- **YOUR TASK**
Review the lines that follow and copy each one that contains the word "konto".
[Start SUPPLIED DATA]
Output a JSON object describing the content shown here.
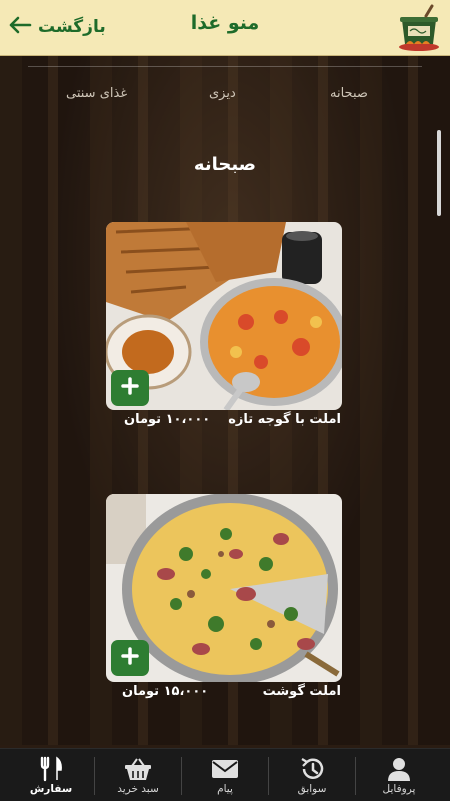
{
  "header": {
    "title": "منو غذا",
    "back_label": "بازگشت"
  },
  "tabs": [
    {
      "label": "صبحانه"
    },
    {
      "label": "دیزی"
    },
    {
      "label": "غذای سنتی"
    }
  ],
  "section": {
    "title": "صبحانه"
  },
  "items": [
    {
      "name": "املت با گوجه تازه",
      "price": "۱۰،۰۰۰ تومان"
    },
    {
      "name": "املت گوشت",
      "price": "۱۵،۰۰۰ تومان"
    }
  ],
  "nav": [
    {
      "label": "پروفایل",
      "icon": "user-icon"
    },
    {
      "label": "سوابق",
      "icon": "history-icon"
    },
    {
      "label": "پیام",
      "icon": "mail-icon"
    },
    {
      "label": "سبد خرید",
      "icon": "basket-icon"
    },
    {
      "label": "سفارش",
      "icon": "fork-knife-icon"
    }
  ],
  "colors": {
    "header_bg": "#f5e9b6",
    "accent_green": "#1e6b2a",
    "add_button": "#2e7d32",
    "nav_bg": "#1a1a1a"
  }
}
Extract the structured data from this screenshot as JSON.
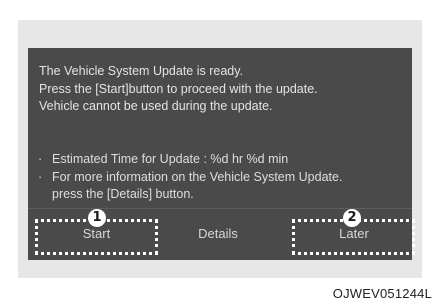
{
  "message": {
    "lines": [
      "The Vehicle System Update is ready.",
      "Press the [Start]button to proceed with the update.",
      "Vehicle cannot be used during the update."
    ]
  },
  "info": {
    "bullet": "·",
    "lines": [
      "Estimated Time for Update : %d hr %d min",
      "For more information on the Vehicle System Update.",
      "press the [Details] button."
    ]
  },
  "buttons": {
    "start_label": "Start",
    "details_label": "Details",
    "later_label": "Later"
  },
  "callouts": {
    "first": "1",
    "second": "2"
  },
  "figure_code": "OJWEV051244L"
}
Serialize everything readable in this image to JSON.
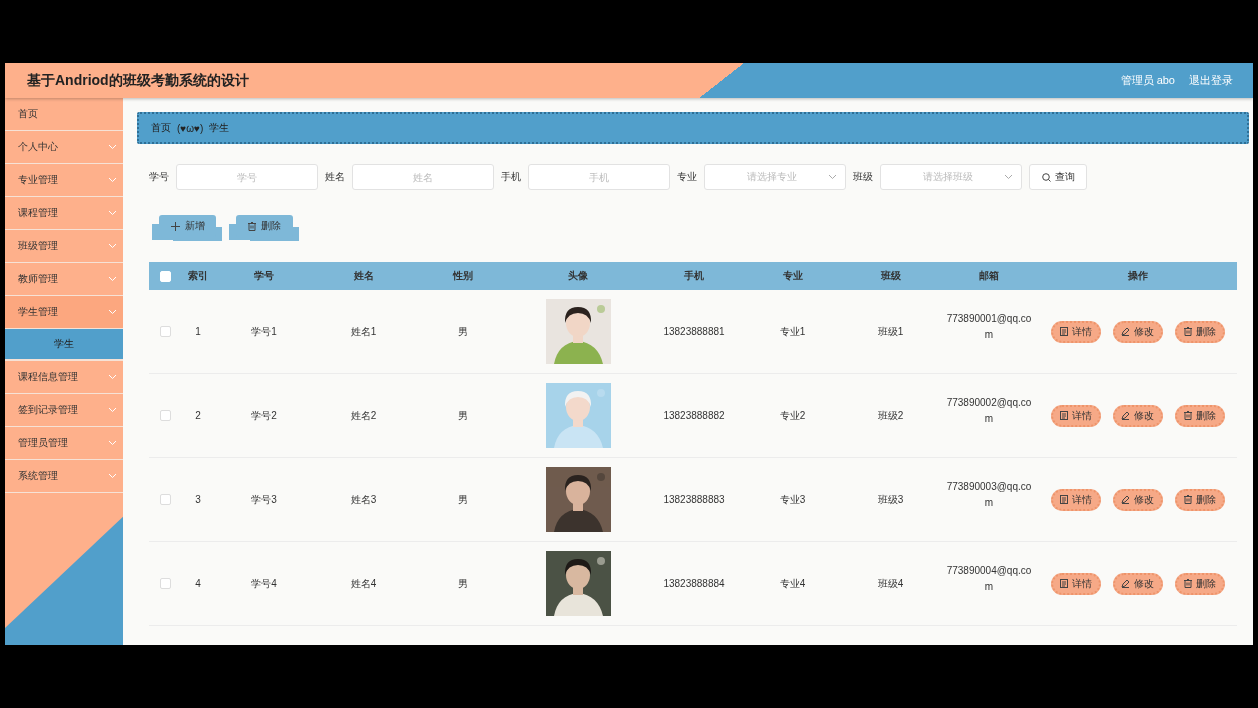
{
  "header": {
    "title": "基于Andriod的班级考勤系统的设计",
    "user": "管理员 abo",
    "logout": "退出登录"
  },
  "sidebar": {
    "items": [
      {
        "label": "首页",
        "kind": "link",
        "expanded": false,
        "selected": false
      },
      {
        "label": "个人中心",
        "kind": "group",
        "expanded": false,
        "selected": false
      },
      {
        "label": "专业管理",
        "kind": "group",
        "expanded": false,
        "selected": false
      },
      {
        "label": "课程管理",
        "kind": "group",
        "expanded": false,
        "selected": false
      },
      {
        "label": "班级管理",
        "kind": "group",
        "expanded": false,
        "selected": false
      },
      {
        "label": "教师管理",
        "kind": "group",
        "expanded": false,
        "selected": false
      },
      {
        "label": "学生管理",
        "kind": "group",
        "expanded": true,
        "selected": false,
        "children": [
          {
            "label": "学生",
            "selected": true
          }
        ]
      },
      {
        "label": "课程信息管理",
        "kind": "group",
        "expanded": false,
        "selected": false
      },
      {
        "label": "签到记录管理",
        "kind": "group",
        "expanded": false,
        "selected": false
      },
      {
        "label": "管理员管理",
        "kind": "group",
        "expanded": false,
        "selected": false
      },
      {
        "label": "系统管理",
        "kind": "group",
        "expanded": false,
        "selected": false
      }
    ]
  },
  "breadcrumb": {
    "home": "首页",
    "separator": "(♥ω♥)",
    "current": "学生"
  },
  "search": {
    "fields": [
      {
        "label": "学号",
        "placeholder": "学号",
        "kind": "input"
      },
      {
        "label": "姓名",
        "placeholder": "姓名",
        "kind": "input"
      },
      {
        "label": "手机",
        "placeholder": "手机",
        "kind": "input"
      },
      {
        "label": "专业",
        "placeholder": "请选择专业",
        "kind": "select"
      },
      {
        "label": "班级",
        "placeholder": "请选择班级",
        "kind": "select"
      }
    ],
    "button": "查询"
  },
  "toolbar": {
    "buttons": [
      {
        "label": "新增",
        "kind": "add"
      },
      {
        "label": "删除",
        "kind": "delete"
      }
    ]
  },
  "table": {
    "header_checked": false,
    "columns": [
      "索引",
      "学号",
      "姓名",
      "性别",
      "头像",
      "手机",
      "专业",
      "班级",
      "邮箱",
      "操作"
    ],
    "rows": [
      {
        "checked": false,
        "index": "1",
        "student_no": "学号1",
        "name": "姓名1",
        "gender": "男",
        "photo": {
          "kind": "picture"
        },
        "phone": "13823888881",
        "major": "专业1",
        "class": "班级1",
        "email": "773890001@qq.com",
        "actions": [
          {
            "label": "详情",
            "kind": "detail"
          },
          {
            "label": "修改",
            "kind": "edit"
          },
          {
            "label": "删除",
            "kind": "delete"
          }
        ]
      },
      {
        "checked": false,
        "index": "2",
        "student_no": "学号2",
        "name": "姓名2",
        "gender": "男",
        "photo": {
          "kind": "picture"
        },
        "phone": "13823888882",
        "major": "专业2",
        "class": "班级2",
        "email": "773890002@qq.com",
        "actions": [
          {
            "label": "详情",
            "kind": "detail"
          },
          {
            "label": "修改",
            "kind": "edit"
          },
          {
            "label": "删除",
            "kind": "delete"
          }
        ]
      },
      {
        "checked": false,
        "index": "3",
        "student_no": "学号3",
        "name": "姓名3",
        "gender": "男",
        "photo": {
          "kind": "picture"
        },
        "phone": "13823888883",
        "major": "专业3",
        "class": "班级3",
        "email": "773890003@qq.com",
        "actions": [
          {
            "label": "详情",
            "kind": "detail"
          },
          {
            "label": "修改",
            "kind": "edit"
          },
          {
            "label": "删除",
            "kind": "delete"
          }
        ]
      },
      {
        "checked": false,
        "index": "4",
        "student_no": "学号4",
        "name": "姓名4",
        "gender": "男",
        "photo": {
          "kind": "picture"
        },
        "phone": "13823888884",
        "major": "专业4",
        "class": "班级4",
        "email": "773890004@qq.com",
        "actions": [
          {
            "label": "详情",
            "kind": "detail"
          },
          {
            "label": "修改",
            "kind": "edit"
          },
          {
            "label": "删除",
            "kind": "delete"
          }
        ]
      }
    ]
  }
}
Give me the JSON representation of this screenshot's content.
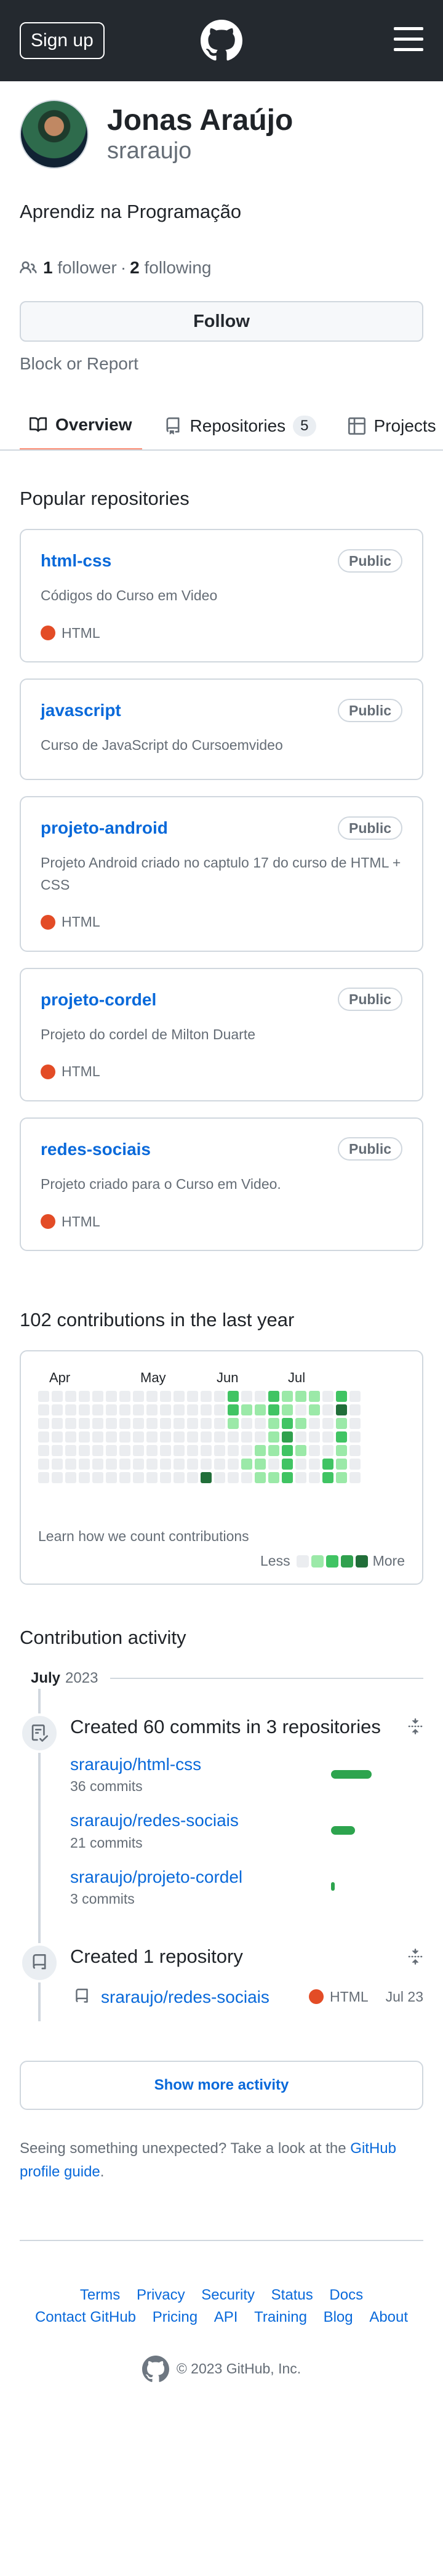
{
  "header": {
    "signup_label": "Sign up"
  },
  "profile": {
    "full_name": "Jonas Araújo",
    "login": "sraraujo",
    "bio": "Aprendiz na Programação",
    "followers_count": "1",
    "followers_label": "follower",
    "separator": "·",
    "following_count": "2",
    "following_label": "following",
    "follow_label": "Follow",
    "block_label": "Block or Report"
  },
  "tabs": [
    {
      "label": "Overview"
    },
    {
      "label": "Repositories",
      "count": "5"
    },
    {
      "label": "Projects"
    }
  ],
  "popular": {
    "title": "Popular repositories",
    "repos": [
      {
        "name": "html-css",
        "visibility": "Public",
        "description": "Códigos do Curso em Video",
        "language": "HTML"
      },
      {
        "name": "javascript",
        "visibility": "Public",
        "description": "Curso de JavaScript do Cursoemvideo",
        "language": ""
      },
      {
        "name": "projeto-android",
        "visibility": "Public",
        "description": "Projeto Android criado no captulo 17 do curso de HTML + CSS",
        "language": "HTML"
      },
      {
        "name": "projeto-cordel",
        "visibility": "Public",
        "description": "Projeto do cordel de Milton Duarte",
        "language": "HTML"
      },
      {
        "name": "redes-sociais",
        "visibility": "Public",
        "description": "Projeto criado para o Curso em Video.",
        "language": "HTML"
      }
    ]
  },
  "contributions": {
    "title": "102 contributions in the last year",
    "months": [
      "Apr",
      "May",
      "Jun",
      "Jul"
    ],
    "learn_label": "Learn how we count contributions",
    "less_label": "Less",
    "more_label": "More",
    "colors": [
      "#ebedf0",
      "#9be9a8",
      "#40c463",
      "#30a14e",
      "#216e39"
    ],
    "levels": [
      [
        0,
        0,
        0,
        0,
        0,
        0,
        0
      ],
      [
        0,
        0,
        0,
        0,
        0,
        0,
        0
      ],
      [
        0,
        0,
        0,
        0,
        0,
        0,
        0
      ],
      [
        0,
        0,
        0,
        0,
        0,
        0,
        0
      ],
      [
        0,
        0,
        0,
        0,
        0,
        0,
        0
      ],
      [
        0,
        0,
        0,
        0,
        0,
        0,
        0
      ],
      [
        0,
        0,
        0,
        0,
        0,
        0,
        0
      ],
      [
        0,
        0,
        0,
        0,
        0,
        0,
        0
      ],
      [
        0,
        0,
        0,
        0,
        0,
        0,
        0
      ],
      [
        0,
        0,
        0,
        0,
        0,
        0,
        0
      ],
      [
        0,
        0,
        0,
        0,
        0,
        0,
        0
      ],
      [
        0,
        0,
        0,
        0,
        0,
        0,
        0
      ],
      [
        0,
        0,
        0,
        0,
        0,
        0,
        4
      ],
      [
        0,
        0,
        0,
        0,
        0,
        0,
        0
      ],
      [
        2,
        2,
        1,
        0,
        0,
        0,
        0
      ],
      [
        0,
        1,
        0,
        0,
        0,
        1,
        0
      ],
      [
        0,
        1,
        0,
        0,
        1,
        1,
        1
      ],
      [
        2,
        2,
        1,
        1,
        1,
        0,
        1
      ],
      [
        1,
        1,
        2,
        3,
        2,
        2,
        2
      ],
      [
        1,
        0,
        1,
        0,
        1,
        0,
        0
      ],
      [
        1,
        1,
        0,
        0,
        0,
        0,
        0
      ],
      [
        0,
        0,
        0,
        0,
        0,
        2,
        2
      ],
      [
        2,
        4,
        1,
        2,
        1,
        1,
        1
      ],
      [
        0,
        0,
        0,
        0,
        0,
        0,
        0
      ]
    ]
  },
  "activity": {
    "title": "Contribution activity",
    "month": "July",
    "year": "2023",
    "commits_title": "Created 60 commits in 3 repositories",
    "commit_repos": [
      {
        "name": "sraraujo/html-css",
        "count": "36 commits",
        "fraction": 0.6
      },
      {
        "name": "sraraujo/redes-sociais",
        "count": "21 commits",
        "fraction": 0.35
      },
      {
        "name": "sraraujo/projeto-cordel",
        "count": "3 commits",
        "fraction": 0.05
      }
    ],
    "repo_title": "Created 1 repository",
    "created_repo": {
      "name": "sraraujo/redes-sociais",
      "language": "HTML",
      "date": "Jul 23"
    },
    "show_more_label": "Show more activity",
    "unexpected_text": "Seeing something unexpected? Take a look at the ",
    "guide_link": "GitHub profile guide",
    "guide_end": "."
  },
  "footer": {
    "links": [
      "Terms",
      "Privacy",
      "Security",
      "Status",
      "Docs",
      "Contact GitHub",
      "Pricing",
      "API",
      "Training",
      "Blog",
      "About"
    ],
    "copyright": "© 2023 GitHub, Inc."
  }
}
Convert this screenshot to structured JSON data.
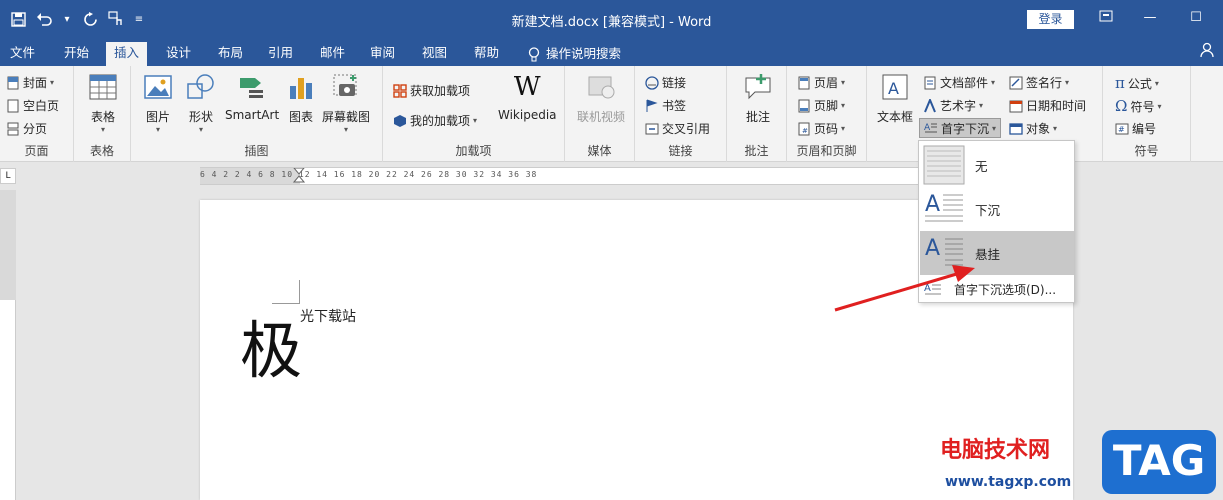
{
  "window": {
    "title": "新建文档.docx [兼容模式] - Word",
    "login_label": "登录"
  },
  "tabs": [
    {
      "label": "文件"
    },
    {
      "label": "开始"
    },
    {
      "label": "插入"
    },
    {
      "label": "设计"
    },
    {
      "label": "布局"
    },
    {
      "label": "引用"
    },
    {
      "label": "邮件"
    },
    {
      "label": "审阅"
    },
    {
      "label": "视图"
    },
    {
      "label": "帮助"
    },
    {
      "label": "操作说明搜索"
    }
  ],
  "ribbon": {
    "pages": {
      "label": "页面",
      "cover": "封面",
      "blank": "空白页",
      "break": "分页"
    },
    "tables": {
      "label": "表格",
      "table": "表格"
    },
    "illustrations": {
      "label": "插图",
      "picture": "图片",
      "shapes": "形状",
      "smartart": "SmartArt",
      "chart": "图表",
      "screenshot": "屏幕截图"
    },
    "addins": {
      "label": "加载项",
      "get": "获取加载项",
      "mine": "我的加载项",
      "wiki": "Wikipedia"
    },
    "media": {
      "label": "媒体",
      "video": "联机视频"
    },
    "links": {
      "label": "链接",
      "link": "链接",
      "bookmark": "书签",
      "crossref": "交叉引用"
    },
    "comments": {
      "label": "批注",
      "comment": "批注"
    },
    "headerfooter": {
      "label": "页眉和页脚",
      "header": "页眉",
      "footer": "页脚",
      "pagenum": "页码"
    },
    "text": {
      "textbox": "文本框",
      "parts": "文档部件",
      "wordart": "艺术字",
      "dropcap": "首字下沉",
      "signature": "签名行",
      "datetime": "日期和时间",
      "object": "对象"
    },
    "symbols": {
      "label": "符号",
      "equation": "公式",
      "symbol": "符号",
      "number": "编号"
    }
  },
  "ruler": {
    "numbers": "6  4  2     2  4  6  8  10  12  14  16  18  20  22  24  26  28  30  32  34  36  38"
  },
  "document": {
    "big_char": "极",
    "small_text": "光下载站"
  },
  "dropcap_menu": {
    "items": [
      {
        "label": "无"
      },
      {
        "label": "下沉"
      },
      {
        "label": "悬挂"
      }
    ],
    "options": "首字下沉选项(D)..."
  },
  "watermark": {
    "text": "电脑技术网",
    "url": "www.tagxp.com",
    "logo": "TAG"
  },
  "colors": {
    "accent": "#2b579a",
    "highlight": "#c8c8c8",
    "arrow": "#e02020"
  }
}
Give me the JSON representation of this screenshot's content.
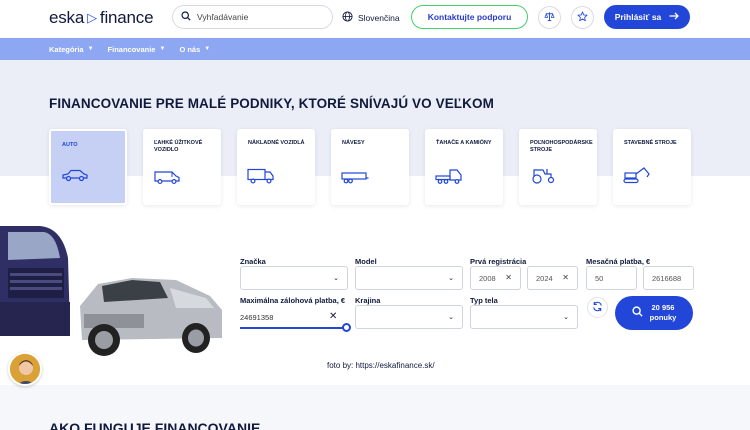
{
  "header": {
    "logo_left": "eska",
    "logo_right": "finance",
    "search_placeholder": "Vyhľadávanie",
    "language": "Slovenčina",
    "contact_label": "Kontaktujte podporu",
    "login_label": "Prihlásiť sa"
  },
  "nav": {
    "items": [
      {
        "label": "Kategória"
      },
      {
        "label": "Financovanie"
      },
      {
        "label": "O nás"
      }
    ]
  },
  "hero": {
    "title": "FINANCOVANIE PRE MALÉ PODNIKY, KTORÉ SNÍVAJÚ VO VEĽKOM",
    "categories": [
      {
        "label": "AUTO",
        "icon": "car-icon",
        "active": true
      },
      {
        "label": "ĽAHKÉ ÚŽITKOVÉ VOZIDLO",
        "icon": "van-icon"
      },
      {
        "label": "NÁKLADNÉ VOZIDLÁ",
        "icon": "truck-icon"
      },
      {
        "label": "NÁVESY",
        "icon": "trailer-icon"
      },
      {
        "label": "ŤAHAČE A KAMIÓNY",
        "icon": "tractor-unit-icon"
      },
      {
        "label": "POĽNOHOSPODÁRSKE STROJE",
        "icon": "tractor-icon"
      },
      {
        "label": "STAVEBNÉ STROJE",
        "icon": "excavator-icon"
      }
    ]
  },
  "filters": {
    "brand_label": "Značka",
    "model_label": "Model",
    "first_reg_label": "Prvá registrácia",
    "first_reg_from": "2008",
    "first_reg_to": "2024",
    "monthly_label": "Mesačná platba, €",
    "monthly_from": "50",
    "monthly_to": "2616688",
    "max_down_label": "Maximálna zálohová platba, €",
    "max_down_value": "24691358",
    "country_label": "Krajina",
    "body_label": "Typ tela",
    "results_count": "20 956",
    "results_unit": "ponuky"
  },
  "caption": "foto by: https://eskafinance.sk/",
  "section_title": "AKO FUNGUJE FINANCOVANIE",
  "colors": {
    "primary": "#2146d8",
    "nav": "#8ea7f2",
    "hero_bg": "#ebeef7",
    "contact_border": "#45d06a"
  }
}
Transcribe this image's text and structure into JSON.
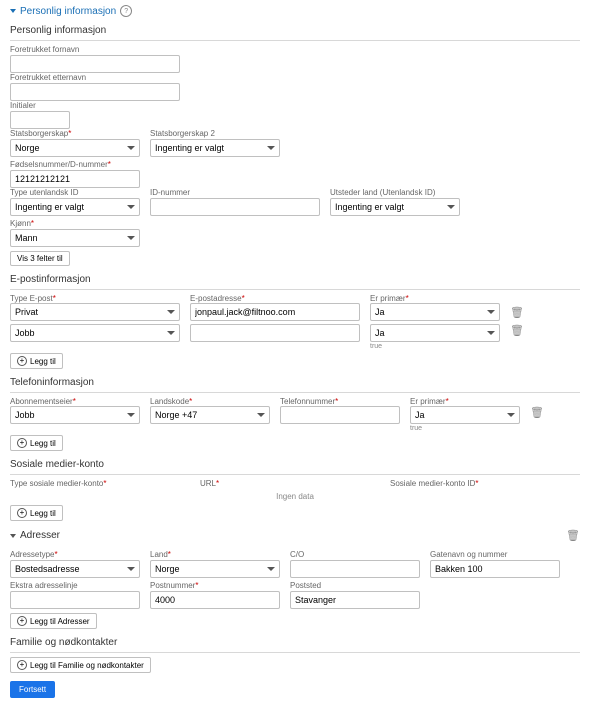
{
  "panel": {
    "title": "Personlig informasjon"
  },
  "personal": {
    "header": "Personlig informasjon",
    "pref_first_label": "Foretrukket fornavn",
    "pref_last_label": "Foretrukket etternavn",
    "initials_label": "Initialer",
    "citizenship_label": "Statsborgerskap",
    "citizenship_value": "Norge",
    "citizenship2_label": "Statsborgerskap 2",
    "citizenship2_value": "Ingenting er valgt",
    "ssn_label": "Fødselsnummer/D-nummer",
    "ssn_value": "12121212121",
    "foreign_id_type_label": "Type utenlandsk ID",
    "foreign_id_type_value": "Ingenting er valgt",
    "foreign_id_number_label": "ID-nummer",
    "issuer_country_label": "Utsteder land (Utenlandsk ID)",
    "issuer_country_value": "Ingenting er valgt",
    "gender_label": "Kjønn",
    "gender_value": "Mann",
    "show_more_label": "Vis 3 felter til"
  },
  "email": {
    "header": "E-postinformasjon",
    "type_label": "Type E-post",
    "address_label": "E-postadresse",
    "primary_label": "Er primær",
    "rows": [
      {
        "type": "Privat",
        "address": "jonpaul.jack@filtnoo.com",
        "primary": "Ja",
        "hint": ""
      },
      {
        "type": "Jobb",
        "address": "",
        "primary": "Ja",
        "hint": "true"
      }
    ],
    "add_label": "Legg til"
  },
  "phone": {
    "header": "Telefoninformasjon",
    "subscription_label": "Abonnementseier",
    "country_code_label": "Landskode",
    "number_label": "Telefonnummer",
    "primary_label": "Er primær",
    "rows": [
      {
        "subscription": "Jobb",
        "country_code": "Norge +47",
        "number": "",
        "primary": "Ja",
        "hint": "true"
      }
    ],
    "add_label": "Legg til"
  },
  "social": {
    "header": "Sosiale medier-konto",
    "type_label": "Type sosiale medier-konto",
    "url_label": "URL",
    "account_id_label": "Sosiale medier-konto ID",
    "no_data": "Ingen data",
    "add_label": "Legg til"
  },
  "addresses": {
    "header": "Adresser",
    "type_label": "Adressetype",
    "country_label": "Land",
    "co_label": "C/O",
    "street_label": "Gatenavn og nummer",
    "extra_line_label": "Ekstra adresselinje",
    "postcode_label": "Postnummer",
    "city_label": "Poststed",
    "row": {
      "type": "Bostedsadresse",
      "country": "Norge",
      "co": "",
      "street": "Bakken 100",
      "extra": "",
      "postcode": "4000",
      "city": "Stavanger"
    },
    "add_label": "Legg til Adresser"
  },
  "family": {
    "header": "Familie og nødkontakter",
    "add_label": "Legg til Familie og nødkontakter"
  },
  "save_label": "Fortsett"
}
[End SUPPLIED DATA]
- **RESPONSE TO THIS TASK**
    "header": "Sosiale medier-konto",
    "type_label": "Type sosiale medier-konto",
    "account_id_label": "Sosiale medier-konto ID",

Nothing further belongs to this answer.